*Excerto selecionado:*
--- --- ---

De vez em quando os media veiculam notícias, mais ou menos alarmantes, sobre a queda de asteróides. A história de “A Estrela Misteriosa” parece tornar-se verídica quando nos jornais é relatada a aproximação de um pequeno astro à Terra. Esses corpos, pequenos mas com dimensões suficiente para poderem causar mossa ao nosso planeta, têm passado felizmente ao largo, muito ao largo. Não é fácil fazer as contas de modo a obter resultados suficientemente precisos sobre uma dessas trajectórias, mas não há até agora a menor indicação em abono de risco de colisão nos próximos tempos. Mas uma legião de astrónomos, profissionais e amadores, está atenta. Um dia pode até ser que se torne real uma história de ficção científica, já aproveitada pela indústria cinematográfica, na qual uma expedição temerária consegue fazer explodir um asteróide em rota de colisão com a Terra. Não sabemos quando a ficção mais delirante se vai concretizar…

8 comentários:

Anónimo disse...

--- --- ---

*Dados apresentados:*

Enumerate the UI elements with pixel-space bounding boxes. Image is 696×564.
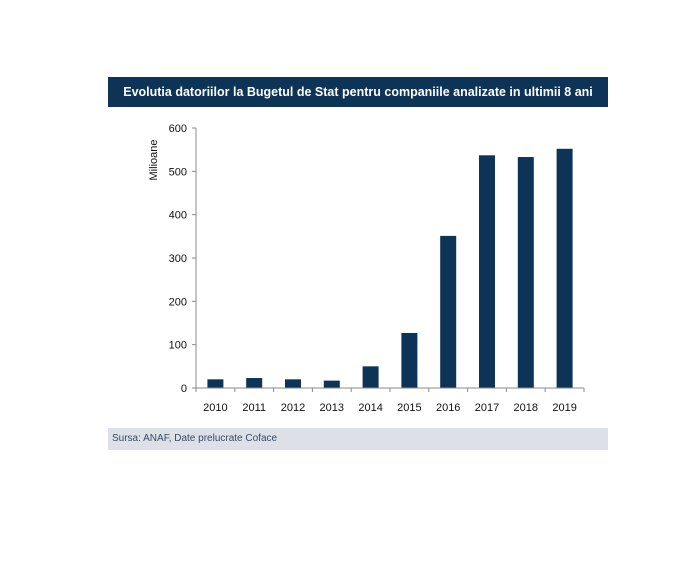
y-tick-label: 600 — [169, 123, 187, 135]
x-tick-label: 2014 — [358, 402, 382, 414]
x-tick-label: 2018 — [514, 402, 538, 414]
y-tick-label: 0 — [181, 383, 187, 395]
y-tick-label: 300 — [169, 253, 187, 265]
bar-2010 — [207, 379, 224, 388]
bar-2012 — [285, 379, 301, 388]
chart-title: Evolutia datoriilor la Bugetul de Stat p… — [108, 77, 608, 107]
x-tick-label: 2015 — [397, 402, 421, 414]
x-tick-label: 2019 — [552, 402, 576, 414]
y-tick-label: 200 — [169, 296, 187, 308]
source-note: Sursa: ANAF, Date prelucrate Coface — [108, 428, 608, 450]
x-tick-label: 2012 — [281, 402, 305, 414]
bar-2016 — [440, 235, 457, 388]
x-tick-label: 2016 — [436, 402, 460, 414]
bar-2015 — [401, 332, 418, 388]
bar-2017 — [479, 155, 495, 388]
bar-2019 — [556, 148, 573, 388]
x-tick-label: 2010 — [203, 402, 227, 414]
y-axis-label: Milioane — [148, 140, 160, 181]
y-tick-label: 100 — [169, 340, 187, 352]
y-axis: 0 100 200 300 400 500 600 — [169, 123, 197, 395]
y-tick-label: 400 — [169, 210, 187, 222]
bar-2011 — [246, 378, 263, 388]
x-axis: 2010 2011 2012 2013 2014 2015 2016 2017 2018 2019 — [195, 387, 585, 414]
x-tick-label: 2017 — [475, 402, 499, 414]
x-tick-label: 2013 — [320, 402, 344, 414]
y-tick-label: 500 — [169, 166, 187, 178]
bars-group — [207, 148, 573, 388]
bar-2013 — [323, 380, 340, 388]
bar-2018 — [517, 157, 534, 388]
x-tick-label: 2011 — [242, 402, 266, 414]
bar-2014 — [362, 366, 379, 388]
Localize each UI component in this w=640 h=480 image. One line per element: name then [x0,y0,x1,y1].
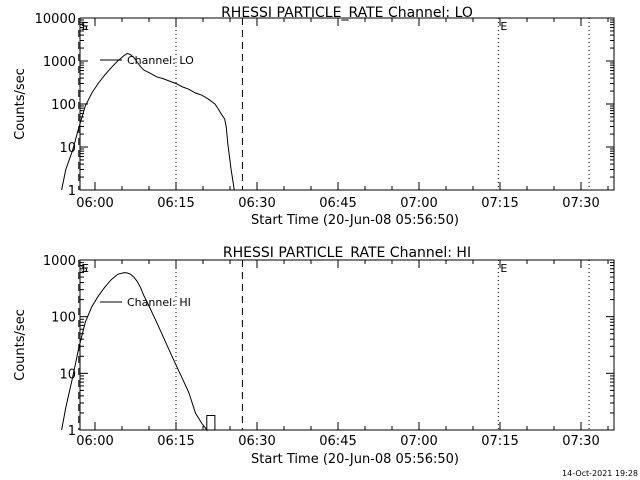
x-tick-label: 07:30 [562,196,599,211]
edge-marker-label: E [82,20,89,33]
time-marker-label: S [81,20,88,33]
chart-title: RHESSI PARTICLE_RATE Channel: LO [221,5,473,21]
x-tick-label: 07:00 [400,434,437,449]
x-tick-label: 06:15 [157,434,194,449]
y-tick-label: 10000 [35,12,76,27]
y-axis-label: Counts/sec [13,68,28,140]
x-axis-label: Start Time (20-Jun-08 05:56:50) [251,213,459,228]
legend-label: Channel: LO [127,54,194,67]
chart-title: RHESSI PARTICLE_RATE Channel: HI [223,245,471,261]
series-line [61,52,235,191]
y-tick-label: 100 [51,311,76,326]
x-tick-label: 06:45 [319,196,356,211]
y-axis-label: Counts/sec [13,309,28,381]
y-tick-label: 1000 [43,254,76,269]
y-tick-label: 1 [68,184,76,199]
x-tick-label: 07:15 [481,434,518,449]
x-tick-label: 06:15 [157,196,194,211]
chart-panel-hi: RHESSI PARTICLE_RATE Channel: HI11010010… [13,245,615,467]
series-line [61,272,216,432]
x-tick-label: 06:00 [76,196,113,211]
time-marker-label: E [500,20,507,33]
time-marker-label: E [500,262,507,275]
x-axis-label: Start Time (20-Jun-08 05:56:50) [251,452,459,467]
x-tick-label: 07:00 [400,196,437,211]
y-tick-label: 1 [68,424,76,439]
x-tick-label: 06:30 [238,196,275,211]
y-tick-label: 100 [51,98,76,113]
legend-label: Channel: HI [127,296,191,309]
chart-panel-lo: RHESSI PARTICLE_RATE Channel: LO11010010… [13,5,615,228]
x-tick-label: 06:30 [238,434,275,449]
time-marker-label: S [81,262,88,275]
x-tick-label: 06:45 [319,434,356,449]
y-tick-label: 1000 [43,55,76,70]
plot-frame [79,17,615,191]
x-tick-label: 07:30 [562,434,599,449]
x-tick-label: 07:15 [481,196,518,211]
plot-frame [79,259,615,431]
x-tick-label: 06:00 [76,434,113,449]
footer-timestamp: 14-Oct-2021 19:28 [562,469,638,478]
edge-marker-label: E [82,262,89,275]
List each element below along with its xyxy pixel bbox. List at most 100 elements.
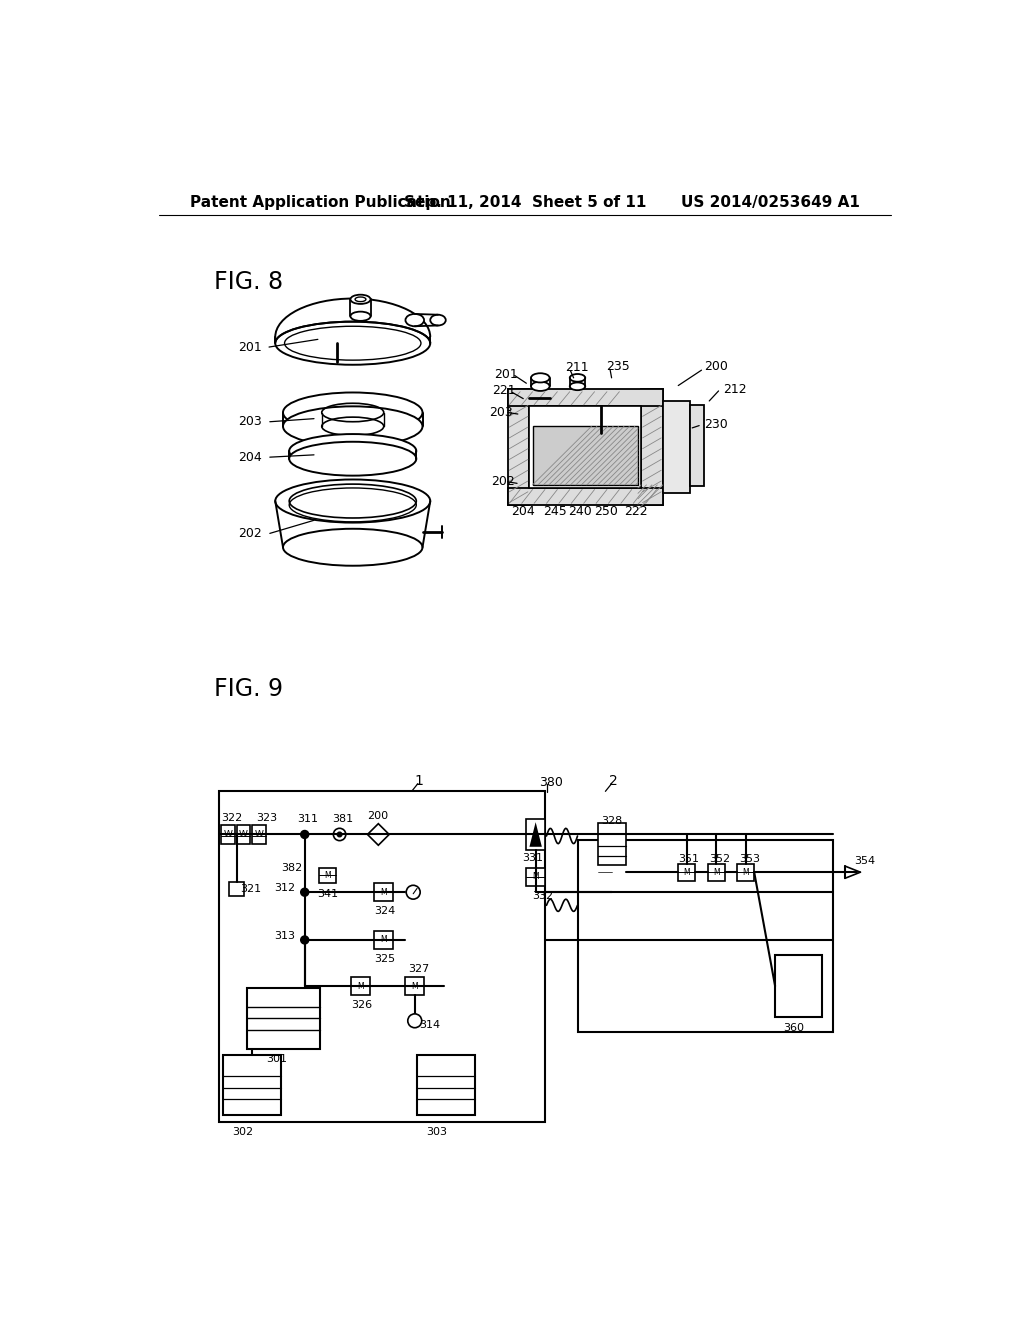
Text: 321: 321 bbox=[241, 884, 261, 894]
Text: 201: 201 bbox=[238, 341, 262, 354]
Text: 311: 311 bbox=[297, 814, 317, 824]
Ellipse shape bbox=[569, 383, 586, 391]
Text: 302: 302 bbox=[232, 1127, 254, 1138]
Ellipse shape bbox=[531, 381, 550, 391]
Bar bbox=[663, 401, 690, 494]
Text: 354: 354 bbox=[854, 857, 876, 866]
Bar bbox=[508, 488, 663, 506]
Ellipse shape bbox=[430, 314, 445, 326]
Text: US 2014/0253649 A1: US 2014/0253649 A1 bbox=[681, 194, 859, 210]
Text: 380: 380 bbox=[539, 776, 562, 788]
Ellipse shape bbox=[406, 314, 424, 326]
Text: 245: 245 bbox=[544, 504, 567, 517]
Text: 325: 325 bbox=[375, 954, 395, 964]
Text: FIG. 8: FIG. 8 bbox=[214, 271, 283, 294]
Text: 353: 353 bbox=[738, 854, 760, 865]
Bar bbox=[737, 863, 755, 880]
Circle shape bbox=[301, 888, 308, 896]
Text: Sep. 11, 2014  Sheet 5 of 11: Sep. 11, 2014 Sheet 5 of 11 bbox=[403, 194, 646, 210]
Bar bbox=[578, 840, 834, 1032]
Ellipse shape bbox=[531, 374, 550, 383]
Text: 301: 301 bbox=[266, 1053, 287, 1064]
Bar bbox=[532, 426, 638, 484]
Bar bbox=[708, 863, 725, 880]
Text: 211: 211 bbox=[565, 362, 589, 375]
Text: W: W bbox=[255, 830, 263, 840]
Text: 2: 2 bbox=[608, 774, 617, 788]
Bar bbox=[318, 867, 336, 883]
Ellipse shape bbox=[283, 392, 423, 433]
Text: 314: 314 bbox=[420, 1019, 440, 1030]
Text: 212: 212 bbox=[723, 383, 746, 396]
Bar bbox=[526, 867, 545, 886]
Bar bbox=[228, 882, 245, 896]
Ellipse shape bbox=[289, 442, 417, 475]
Bar bbox=[598, 822, 627, 866]
Text: 230: 230 bbox=[705, 417, 728, 430]
Circle shape bbox=[301, 830, 308, 838]
Text: W: W bbox=[223, 830, 232, 840]
Text: FIG. 9: FIG. 9 bbox=[214, 677, 283, 701]
Text: 351: 351 bbox=[678, 854, 699, 865]
Text: 250: 250 bbox=[594, 504, 617, 517]
Text: M: M bbox=[357, 982, 364, 990]
Text: 222: 222 bbox=[624, 504, 647, 517]
Text: 332: 332 bbox=[531, 891, 553, 902]
Text: 328: 328 bbox=[601, 816, 622, 825]
Text: 1: 1 bbox=[415, 774, 424, 788]
Bar bbox=[417, 1055, 475, 1114]
Bar bbox=[375, 931, 393, 949]
Text: 382: 382 bbox=[282, 862, 303, 873]
Bar bbox=[375, 883, 393, 902]
Bar bbox=[221, 825, 234, 843]
Bar bbox=[219, 792, 545, 1122]
Text: W: W bbox=[239, 830, 248, 840]
Bar bbox=[529, 407, 641, 488]
Ellipse shape bbox=[350, 312, 371, 321]
Bar bbox=[223, 1055, 282, 1114]
Bar bbox=[351, 977, 370, 995]
Bar bbox=[406, 977, 424, 995]
Ellipse shape bbox=[283, 407, 423, 446]
Polygon shape bbox=[529, 822, 542, 847]
Text: 235: 235 bbox=[606, 360, 630, 372]
Text: 312: 312 bbox=[273, 883, 295, 894]
Text: 240: 240 bbox=[568, 504, 592, 517]
Text: 313: 313 bbox=[273, 931, 295, 941]
Circle shape bbox=[407, 886, 420, 899]
Bar bbox=[508, 389, 529, 506]
Bar bbox=[775, 956, 821, 1016]
Text: M: M bbox=[742, 867, 749, 876]
Text: 203: 203 bbox=[489, 407, 513, 418]
Text: 202: 202 bbox=[238, 527, 262, 540]
Text: 352: 352 bbox=[710, 854, 730, 865]
Text: 324: 324 bbox=[375, 907, 395, 916]
Text: M: M bbox=[381, 936, 387, 944]
Text: 200: 200 bbox=[368, 810, 388, 821]
Text: 203: 203 bbox=[238, 416, 262, 428]
Text: 204: 204 bbox=[238, 450, 262, 463]
Text: 204: 204 bbox=[511, 504, 535, 517]
Text: M: M bbox=[324, 871, 331, 879]
Text: Patent Application Publication: Patent Application Publication bbox=[190, 194, 451, 210]
Text: 326: 326 bbox=[351, 1001, 373, 1010]
Text: 201: 201 bbox=[494, 367, 517, 380]
Text: 200: 200 bbox=[705, 360, 728, 372]
Text: M: M bbox=[532, 873, 539, 882]
Text: 327: 327 bbox=[409, 964, 430, 974]
Bar bbox=[237, 825, 251, 843]
Bar bbox=[508, 389, 663, 407]
Text: M: M bbox=[412, 982, 418, 990]
Text: 331: 331 bbox=[521, 853, 543, 862]
Ellipse shape bbox=[350, 294, 371, 304]
Circle shape bbox=[334, 829, 346, 841]
Bar bbox=[641, 389, 663, 506]
Text: 323: 323 bbox=[257, 813, 278, 822]
Circle shape bbox=[408, 1014, 422, 1028]
Text: 381: 381 bbox=[332, 814, 353, 824]
Text: 341: 341 bbox=[317, 888, 338, 899]
Ellipse shape bbox=[569, 374, 586, 381]
Text: 360: 360 bbox=[783, 1023, 804, 1032]
Bar bbox=[247, 987, 321, 1049]
Circle shape bbox=[301, 936, 308, 944]
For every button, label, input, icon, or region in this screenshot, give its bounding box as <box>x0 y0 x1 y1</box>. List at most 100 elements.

--- --- ---

*Exercício proposto 1:* Com base no texto sobre a queda de asteroides, explique em uma a três frases por que é uma sorte que esses corpos tenham passado ao largo da Terra.
*Exercício proposto 2:* Prolongue, por favor, o texto sobre a queda de asteroides a partir do ponto onde ele termina.

*Resposta ao exercício 1:* É uma sorte porque esses corpos, embora pequenos, têm dimensões suficientes para causar estragos no nosso planeta. Felizmente, têm passado muito ao largo.

*Resposta ao exercício 2:*
"Um personagem da série “Astérix” tem medo que o céu lhe caia na cabeça, isto é, que um meteorito ou asteróide caia na Terra"

Na BD "Astérix", todos os gauleses têm medo que o céu lhes caia na cabeça. E isto não é que um meteorito ou asteróide caia na Terra.

O resto do Post alinha na mesma pobreza.

Anónimo disse...

N' A estrela misteriosa" o objecto não tinha dimensões que causassem estragos. Aliás ele caiu e não provocou qualquer catástrofe geofísica. Os danos foram a outro nível.

Anónimo disse...

Achei esta explicação preciosíssima no que concerne ao seu aspecto pedagógico pois por esta elaborei uma história para contar aos meus filhos que, conjuntamente com os sistemas astrofísicos que possuo, lhes permitirá mais facilmente aprenderem estes aspectos. Agora, no que concerne ao Asterix e à aldeia Gaulesa quem não estiver de acordo - como eu também não estou, mas autora também não pode saber tudo (o dia só tem 24 horas) -, sempre se pode contentar com o martelo de Thor hahahahahaha
À autora, um muito obrigado pela exposição que elaborou.

Anónimo disse...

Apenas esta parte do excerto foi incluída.